*What is expected*
The data below is to be returned in full and exactly.

* start Supplied information *

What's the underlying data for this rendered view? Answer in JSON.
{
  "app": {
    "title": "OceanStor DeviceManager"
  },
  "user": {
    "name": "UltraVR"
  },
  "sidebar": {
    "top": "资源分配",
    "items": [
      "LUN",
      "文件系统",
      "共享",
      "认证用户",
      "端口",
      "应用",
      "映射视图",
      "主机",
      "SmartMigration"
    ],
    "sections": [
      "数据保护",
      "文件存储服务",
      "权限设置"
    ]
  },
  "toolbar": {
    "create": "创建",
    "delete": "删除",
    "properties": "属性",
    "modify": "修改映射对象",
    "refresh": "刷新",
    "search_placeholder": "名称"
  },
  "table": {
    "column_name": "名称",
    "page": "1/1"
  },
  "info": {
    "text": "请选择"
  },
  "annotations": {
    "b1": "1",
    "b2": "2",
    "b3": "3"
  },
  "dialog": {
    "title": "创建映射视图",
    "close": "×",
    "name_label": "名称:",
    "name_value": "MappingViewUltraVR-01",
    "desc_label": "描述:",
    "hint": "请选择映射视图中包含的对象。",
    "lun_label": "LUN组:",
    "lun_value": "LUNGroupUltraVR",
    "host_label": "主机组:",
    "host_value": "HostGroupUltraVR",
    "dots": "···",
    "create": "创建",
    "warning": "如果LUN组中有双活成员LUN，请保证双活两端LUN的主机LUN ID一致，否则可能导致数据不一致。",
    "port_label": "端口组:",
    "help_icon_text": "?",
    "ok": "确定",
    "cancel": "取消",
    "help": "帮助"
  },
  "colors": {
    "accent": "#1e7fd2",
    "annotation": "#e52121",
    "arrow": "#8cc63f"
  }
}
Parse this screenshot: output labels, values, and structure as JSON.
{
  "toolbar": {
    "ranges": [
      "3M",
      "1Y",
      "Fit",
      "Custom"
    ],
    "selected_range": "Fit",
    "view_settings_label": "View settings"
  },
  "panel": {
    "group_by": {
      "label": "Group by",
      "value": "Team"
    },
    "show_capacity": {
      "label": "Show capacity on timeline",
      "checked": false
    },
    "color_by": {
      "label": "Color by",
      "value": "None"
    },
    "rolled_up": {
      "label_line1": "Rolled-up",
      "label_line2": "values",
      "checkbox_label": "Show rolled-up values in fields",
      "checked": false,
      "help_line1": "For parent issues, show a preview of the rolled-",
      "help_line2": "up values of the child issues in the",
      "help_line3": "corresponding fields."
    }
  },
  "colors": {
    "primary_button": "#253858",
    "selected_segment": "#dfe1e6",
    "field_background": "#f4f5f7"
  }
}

* end Supplied information *

*Problem solution*
What's the underlying data for this rendered view? Answer in JSON.
{
  "app": {
    "title": "OceanStor DeviceManager"
  },
  "user": {
    "name": "UltraVR"
  },
  "sidebar": {
    "top": "资源分配",
    "items": [
      "LUN",
      "文件系统",
      "共享",
      "认证用户",
      "端口",
      "应用",
      "映射视图",
      "主机",
      "SmartMigration"
    ],
    "sections": [
      "数据保护",
      "文件存储服务",
      "权限设置"
    ]
  },
  "toolbar": {
    "create": "创建",
    "delete": "删除",
    "properties": "属性",
    "modify": "修改映射对象",
    "refresh": "刷新",
    "search_placeholder": "名称"
  },
  "table": {
    "column_name": "名称",
    "page": "1/1"
  },
  "info": {
    "text": "请选择"
  },
  "annotations": {
    "b1": "1",
    "b2": "2",
    "b3": "3"
  },
  "dialog": {
    "title": "创建映射视图",
    "close": "×",
    "name_label": "名称:",
    "name_value": "MappingViewUltraVR-01",
    "desc_label": "描述:",
    "hint": "请选择映射视图中包含的对象。",
    "lun_label": "LUN组:",
    "lun_value": "LUNGroupUltraVR",
    "host_label": "主机组:",
    "host_value": "HostGroupUltraVR",
    "dots": "···",
    "create": "创建",
    "warning": "如果LUN组中有双活成员LUN，请保证双活两端LUN的主机LUN ID一致，否则可能导致数据不一致。",
    "port_label": "端口组:",
    "help_icon_text": "?",
    "ok": "确定",
    "cancel": "取消",
    "help": "帮助"
  },
  "colors": {
    "accent": "#1e7fd2",
    "annotation": "#e52121",
    "arrow": "#8cc63f"
  }
}
Parse this screenshot: output labels, values, and structure as JSON.
{
  "toolbar": {
    "ranges": [
      "3M",
      "1Y",
      "Fit",
      "Custom"
    ],
    "selected_range": "Fit",
    "view_settings_label": "View settings"
  },
  "panel": {
    "group_by": {
      "label": "Group by",
      "value": "Team"
    },
    "show_capacity": {
      "label": "Show capacity on timeline",
      "checked": false
    },
    "color_by": {
      "label": "Color by",
      "value": "None"
    },
    "rolled_up": {
      "label_line1": "Rolled-up",
      "label_line2": "values",
      "checkbox_label": "Show rolled-up values in fields",
      "checked": false,
      "help_line1": "For parent issues, show a preview of the rolled-",
      "help_line2": "up values of the child issues in the",
      "help_line3": "corresponding fields."
    }
  },
  "colors": {
    "primary_button": "#253858",
    "selected_segment": "#dfe1e6",
    "field_background": "#f4f5f7"
  }
}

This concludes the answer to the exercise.